Extracted data entries:
start
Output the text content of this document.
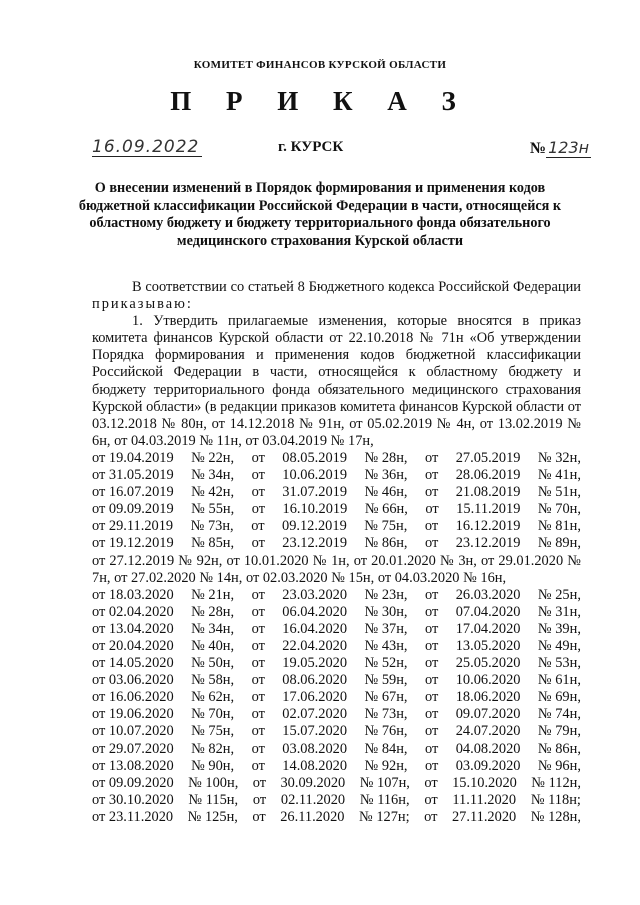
КОМИТЕТ ФИНАНСОВ КУРСКОЙ ОБЛАСТИ
П Р И К А З
16.09.2022	г. КУРСК	№ 123н
О внесении изменений в Порядок формирования и применения кодов бюджетной классификации Российской Федерации в части, относящейся к областному бюджету и бюджету территориального фонда обязательного медицинского страхования Курской области

В соответствии со статьей 8 Бюджетного кодекса Российской Федерации приказываю:

1. Утвердить прилагаемые изменения, которые вносятся в приказ комитета финансов Курской области от 22.10.2018 № 71н «Об утверждении Порядка формирования и применения кодов бюджетной классификации Российской Федерации в части, относящейся к областному бюджету и бюджету территориального фонда обязательного медицинского страхования Курской области» (в редакции приказов комитета финансов Курской области от 03.12.2018 № 80н, от 14.12.2018 № 91н, от 05.02.2019 № 4н, от 13.02.2019 № 6н, от 04.03.2019 № 11н, от 03.04.2019 № 17н,

от 19.04.2019 № 22н, от 08.05.2019 № 28н, от 27.05.2019 № 32н,
от 31.05.2019 № 34н, от 10.06.2019 № 36н, от 28.06.2019 № 41н,
от 16.07.2019 № 42н, от 31.07.2019 № 46н, от 21.08.2019 № 51н,
от 09.09.2019 № 55н, от 16.10.2019 № 66н, от 15.11.2019 № 70н,
от 29.11.2019 № 73н, от 09.12.2019 № 75н, от 16.12.2019 № 81н,
от 19.12.2019 № 85н, от 23.12.2019 № 86н, от 23.12.2019 № 89н,

от 27.12.2019 № 92н, от 10.01.2020 № 1н, от 20.01.2020 № 3н, от 29.01.2020 № 7н, от 27.02.2020 № 14н, от 02.03.2020 № 15н, от 04.03.2020 № 16н,

от 18.03.2020 № 21н, от 23.03.2020 № 23н, от 26.03.2020 № 25н,
от 02.04.2020 № 28н, от 06.04.2020 № 30н, от 07.04.2020 № 31н,
от 13.04.2020 № 34н, от 16.04.2020 № 37н, от 17.04.2020 № 39н,
от 20.04.2020 № 40н, от 22.04.2020 № 43н, от 13.05.2020 № 49н,
от 14.05.2020 № 50н, от 19.05.2020 № 52н, от 25.05.2020 № 53н,
от 03.06.2020 № 58н, от 08.06.2020 № 59н, от 10.06.2020 № 61н,
от 16.06.2020 № 62н, от 17.06.2020 № 67н, от 18.06.2020 № 69н,
от 19.06.2020 № 70н, от 02.07.2020 № 73н, от 09.07.2020 № 74н,
от 10.07.2020 № 75н, от 15.07.2020 № 76н, от 24.07.2020 № 79н,
от 29.07.2020 № 82н, от 03.08.2020 № 84н, от 04.08.2020 № 86н,
от 13.08.2020 № 90н, от 14.08.2020 № 92н, от 03.09.2020 № 96н,
от 09.09.2020 № 100н, от 30.09.2020 № 107н, от 15.10.2020 № 112н,
от 30.10.2020 № 115н, от 02.11.2020 № 116н, от 11.11.2020 № 118н;
от 23.11.2020 № 125н, от 26.11.2020 № 127н; от 27.11.2020 № 128н,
end
DIRECTIVE: Quote every line word for word and keep the images out of the copy.

WRITTEN REPLY:
Output the text content of this document.
КОМИТЕТ ФИНАНСОВ КУРСКОЙ ОБЛАСТИ
П Р И К А З
16.09.2022	г. КУРСК	№ 123н
О внесении изменений в Порядок формирования и применения кодов бюджетной классификации Российской Федерации в части, относящейся к областному бюджету и бюджету территориального фонда обязательного медицинского страхования Курской области

В соответствии со статьей 8 Бюджетного кодекса Российской Федерации приказываю:

1. Утвердить прилагаемые изменения, которые вносятся в приказ комитета финансов Курской области от 22.10.2018 № 71н «Об утверждении Порядка формирования и применения кодов бюджетной классификации Российской Федерации в части, относящейся к областному бюджету и бюджету территориального фонда обязательного медицинского страхования Курской области» (в редакции приказов комитета финансов Курской области от 03.12.2018 № 80н, от 14.12.2018 № 91н, от 05.02.2019 № 4н, от 13.02.2019 № 6н, от 04.03.2019 № 11н, от 03.04.2019 № 17н,

от 19.04.2019 № 22н, от 08.05.2019 № 28н, от 27.05.2019 № 32н,
от 31.05.2019 № 34н, от 10.06.2019 № 36н, от 28.06.2019 № 41н,
от 16.07.2019 № 42н, от 31.07.2019 № 46н, от 21.08.2019 № 51н,
от 09.09.2019 № 55н, от 16.10.2019 № 66н, от 15.11.2019 № 70н,
от 29.11.2019 № 73н, от 09.12.2019 № 75н, от 16.12.2019 № 81н,
от 19.12.2019 № 85н, от 23.12.2019 № 86н, от 23.12.2019 № 89н,

от 27.12.2019 № 92н, от 10.01.2020 № 1н, от 20.01.2020 № 3н, от 29.01.2020 № 7н, от 27.02.2020 № 14н, от 02.03.2020 № 15н, от 04.03.2020 № 16н,

от 18.03.2020 № 21н, от 23.03.2020 № 23н, от 26.03.2020 № 25н,
от 02.04.2020 № 28н, от 06.04.2020 № 30н, от 07.04.2020 № 31н,
от 13.04.2020 № 34н, от 16.04.2020 № 37н, от 17.04.2020 № 39н,
от 20.04.2020 № 40н, от 22.04.2020 № 43н, от 13.05.2020 № 49н,
от 14.05.2020 № 50н, от 19.05.2020 № 52н, от 25.05.2020 № 53н,
от 03.06.2020 № 58н, от 08.06.2020 № 59н, от 10.06.2020 № 61н,
от 16.06.2020 № 62н, от 17.06.2020 № 67н, от 18.06.2020 № 69н,
от 19.06.2020 № 70н, от 02.07.2020 № 73н, от 09.07.2020 № 74н,
от 10.07.2020 № 75н, от 15.07.2020 № 76н, от 24.07.2020 № 79н,
от 29.07.2020 № 82н, от 03.08.2020 № 84н, от 04.08.2020 № 86н,
от 13.08.2020 № 90н, от 14.08.2020 № 92н, от 03.09.2020 № 96н,
от 09.09.2020 № 100н, от 30.09.2020 № 107н, от 15.10.2020 № 112н,
от 30.10.2020 № 115н, от 02.11.2020 № 116н, от 11.11.2020 № 118н;
от 23.11.2020 № 125н, от 26.11.2020 № 127н; от 27.11.2020 № 128н,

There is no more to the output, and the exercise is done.